[Work to be completed]
Copy all records verbatim.

[Material provided]
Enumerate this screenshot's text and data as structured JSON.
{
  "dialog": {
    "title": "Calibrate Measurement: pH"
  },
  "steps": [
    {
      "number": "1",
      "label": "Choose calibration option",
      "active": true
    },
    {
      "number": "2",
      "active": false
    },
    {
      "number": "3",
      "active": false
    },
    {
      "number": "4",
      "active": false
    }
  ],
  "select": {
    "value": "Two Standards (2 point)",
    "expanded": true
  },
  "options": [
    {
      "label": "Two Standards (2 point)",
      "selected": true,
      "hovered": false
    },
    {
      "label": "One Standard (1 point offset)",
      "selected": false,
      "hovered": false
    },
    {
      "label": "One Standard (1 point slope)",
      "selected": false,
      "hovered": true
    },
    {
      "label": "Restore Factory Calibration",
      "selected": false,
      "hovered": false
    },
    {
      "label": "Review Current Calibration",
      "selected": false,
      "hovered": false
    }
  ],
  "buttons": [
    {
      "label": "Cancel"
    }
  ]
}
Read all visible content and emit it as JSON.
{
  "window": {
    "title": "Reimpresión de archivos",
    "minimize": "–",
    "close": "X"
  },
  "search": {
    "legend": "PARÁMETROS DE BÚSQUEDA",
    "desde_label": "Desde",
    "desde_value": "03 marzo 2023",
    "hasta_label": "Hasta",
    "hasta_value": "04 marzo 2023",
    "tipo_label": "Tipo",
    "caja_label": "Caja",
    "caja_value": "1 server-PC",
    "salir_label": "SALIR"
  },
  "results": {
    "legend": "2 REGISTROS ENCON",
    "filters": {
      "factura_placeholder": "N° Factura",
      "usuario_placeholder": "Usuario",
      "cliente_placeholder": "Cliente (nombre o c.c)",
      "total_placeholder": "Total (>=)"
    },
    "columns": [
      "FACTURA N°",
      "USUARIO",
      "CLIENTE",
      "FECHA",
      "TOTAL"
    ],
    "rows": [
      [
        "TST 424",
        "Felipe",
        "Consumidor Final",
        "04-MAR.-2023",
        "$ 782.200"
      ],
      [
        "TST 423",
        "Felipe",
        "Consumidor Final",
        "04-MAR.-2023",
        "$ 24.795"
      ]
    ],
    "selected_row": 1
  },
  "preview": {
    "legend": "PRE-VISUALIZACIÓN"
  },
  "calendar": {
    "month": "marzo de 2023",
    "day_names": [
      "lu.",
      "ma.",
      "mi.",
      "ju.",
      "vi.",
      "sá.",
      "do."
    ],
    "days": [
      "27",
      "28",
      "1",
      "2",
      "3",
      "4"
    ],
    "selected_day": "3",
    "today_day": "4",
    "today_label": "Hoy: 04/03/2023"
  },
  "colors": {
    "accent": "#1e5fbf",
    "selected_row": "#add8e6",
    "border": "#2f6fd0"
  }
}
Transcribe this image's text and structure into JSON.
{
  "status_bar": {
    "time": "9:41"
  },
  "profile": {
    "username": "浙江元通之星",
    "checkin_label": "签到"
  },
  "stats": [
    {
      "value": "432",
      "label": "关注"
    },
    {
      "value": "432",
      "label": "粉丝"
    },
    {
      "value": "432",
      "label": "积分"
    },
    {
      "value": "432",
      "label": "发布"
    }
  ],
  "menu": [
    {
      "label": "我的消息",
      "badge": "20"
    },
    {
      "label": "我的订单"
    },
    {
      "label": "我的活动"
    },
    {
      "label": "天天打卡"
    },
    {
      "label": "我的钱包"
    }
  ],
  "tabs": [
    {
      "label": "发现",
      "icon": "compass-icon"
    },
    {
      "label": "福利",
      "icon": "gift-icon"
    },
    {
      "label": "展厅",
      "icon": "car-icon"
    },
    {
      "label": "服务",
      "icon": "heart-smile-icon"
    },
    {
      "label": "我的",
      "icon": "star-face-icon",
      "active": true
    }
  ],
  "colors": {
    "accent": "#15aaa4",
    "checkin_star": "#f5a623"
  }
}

[Complete answer]
Enumerate this screenshot's text and data as structured JSON.
{
  "dialog": {
    "title": "Calibrate Measurement: pH"
  },
  "steps": [
    {
      "number": "1",
      "label": "Choose calibration option",
      "active": true
    },
    {
      "number": "2",
      "active": false
    },
    {
      "number": "3",
      "active": false
    },
    {
      "number": "4",
      "active": false
    }
  ],
  "select": {
    "value": "Two Standards (2 point)",
    "expanded": true
  },
  "options": [
    {
      "label": "Two Standards (2 point)",
      "selected": true,
      "hovered": false
    },
    {
      "label": "One Standard (1 point offset)",
      "selected": false,
      "hovered": false
    },
    {
      "label": "One Standard (1 point slope)",
      "selected": false,
      "hovered": true
    },
    {
      "label": "Restore Factory Calibration",
      "selected": false,
      "hovered": false
    },
    {
      "label": "Review Current Calibration",
      "selected": false,
      "hovered": false
    }
  ],
  "buttons": [
    {
      "label": "Cancel"
    }
  ]
}
Read all visible content and emit it as JSON.
{
  "window": {
    "title": "Reimpresión de archivos",
    "minimize": "–",
    "close": "X"
  },
  "search": {
    "legend": "PARÁMETROS DE BÚSQUEDA",
    "desde_label": "Desde",
    "desde_value": "03 marzo 2023",
    "hasta_label": "Hasta",
    "hasta_value": "04 marzo 2023",
    "tipo_label": "Tipo",
    "caja_label": "Caja",
    "caja_value": "1 server-PC",
    "salir_label": "SALIR"
  },
  "results": {
    "legend": "2 REGISTROS ENCON",
    "filters": {
      "factura_placeholder": "N° Factura",
      "usuario_placeholder": "Usuario",
      "cliente_placeholder": "Cliente (nombre o c.c)",
      "total_placeholder": "Total (>=)"
    },
    "columns": [
      "FACTURA N°",
      "USUARIO",
      "CLIENTE",
      "FECHA",
      "TOTAL"
    ],
    "rows": [
      [
        "TST 424",
        "Felipe",
        "Consumidor Final",
        "04-MAR.-2023",
        "$ 782.200"
      ],
      [
        "TST 423",
        "Felipe",
        "Consumidor Final",
        "04-MAR.-2023",
        "$ 24.795"
      ]
    ],
    "selected_row": 1
  },
  "preview": {
    "legend": "PRE-VISUALIZACIÓN"
  },
  "calendar": {
    "month": "marzo de 2023",
    "day_names": [
      "lu.",
      "ma.",
      "mi.",
      "ju.",
      "vi.",
      "sá.",
      "do."
    ],
    "days": [
      "27",
      "28",
      "1",
      "2",
      "3",
      "4"
    ],
    "selected_day": "3",
    "today_day": "4",
    "today_label": "Hoy: 04/03/2023"
  },
  "colors": {
    "accent": "#1e5fbf",
    "selected_row": "#add8e6",
    "border": "#2f6fd0"
  }
}
Transcribe this image's text and structure into JSON.
{
  "status_bar": {
    "time": "9:41"
  },
  "profile": {
    "username": "浙江元通之星",
    "checkin_label": "签到"
  },
  "stats": [
    {
      "value": "432",
      "label": "关注"
    },
    {
      "value": "432",
      "label": "粉丝"
    },
    {
      "value": "432",
      "label": "积分"
    },
    {
      "value": "432",
      "label": "发布"
    }
  ],
  "menu": [
    {
      "label": "我的消息",
      "badge": "20"
    },
    {
      "label": "我的订单"
    },
    {
      "label": "我的活动"
    },
    {
      "label": "天天打卡"
    },
    {
      "label": "我的钱包"
    }
  ],
  "tabs": [
    {
      "label": "发现",
      "icon": "compass-icon"
    },
    {
      "label": "福利",
      "icon": "gift-icon"
    },
    {
      "label": "展厅",
      "icon": "car-icon"
    },
    {
      "label": "服务",
      "icon": "heart-smile-icon"
    },
    {
      "label": "我的",
      "icon": "star-face-icon",
      "active": true
    }
  ],
  "colors": {
    "accent": "#15aaa4",
    "checkin_star": "#f5a623"
  }
}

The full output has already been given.